## Try it
Please output each line of the data exactly as it appears.

# # # # # # #

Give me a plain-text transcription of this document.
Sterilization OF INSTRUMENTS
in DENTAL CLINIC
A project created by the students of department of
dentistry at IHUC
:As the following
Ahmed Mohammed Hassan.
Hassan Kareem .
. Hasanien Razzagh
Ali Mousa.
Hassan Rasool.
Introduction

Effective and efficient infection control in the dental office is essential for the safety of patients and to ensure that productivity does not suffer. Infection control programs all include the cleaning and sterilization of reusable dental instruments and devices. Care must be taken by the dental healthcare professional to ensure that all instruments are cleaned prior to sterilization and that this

# # # # # # #

## Written solution
Give me a plain-text transcription of this document.
Sterilization OF INSTRUMENTS
in DENTAL CLINIC
A project created by the students of department of
dentistry at IHUC
:As the following
Ahmed Mohammed Hassan.
Hassan Kareem .
. Hasanien Razzagh
Ali Mousa.
Hassan Rasool.
Introduction

Effective and efficient infection control in the dental office is essential for the safety of patients and to ensure that productivity does not suffer. Infection control programs all include the cleaning and sterilization of reusable dental instruments and devices. Care must be taken by the dental healthcare professional to ensure that all instruments are cleaned prior to sterilization and that this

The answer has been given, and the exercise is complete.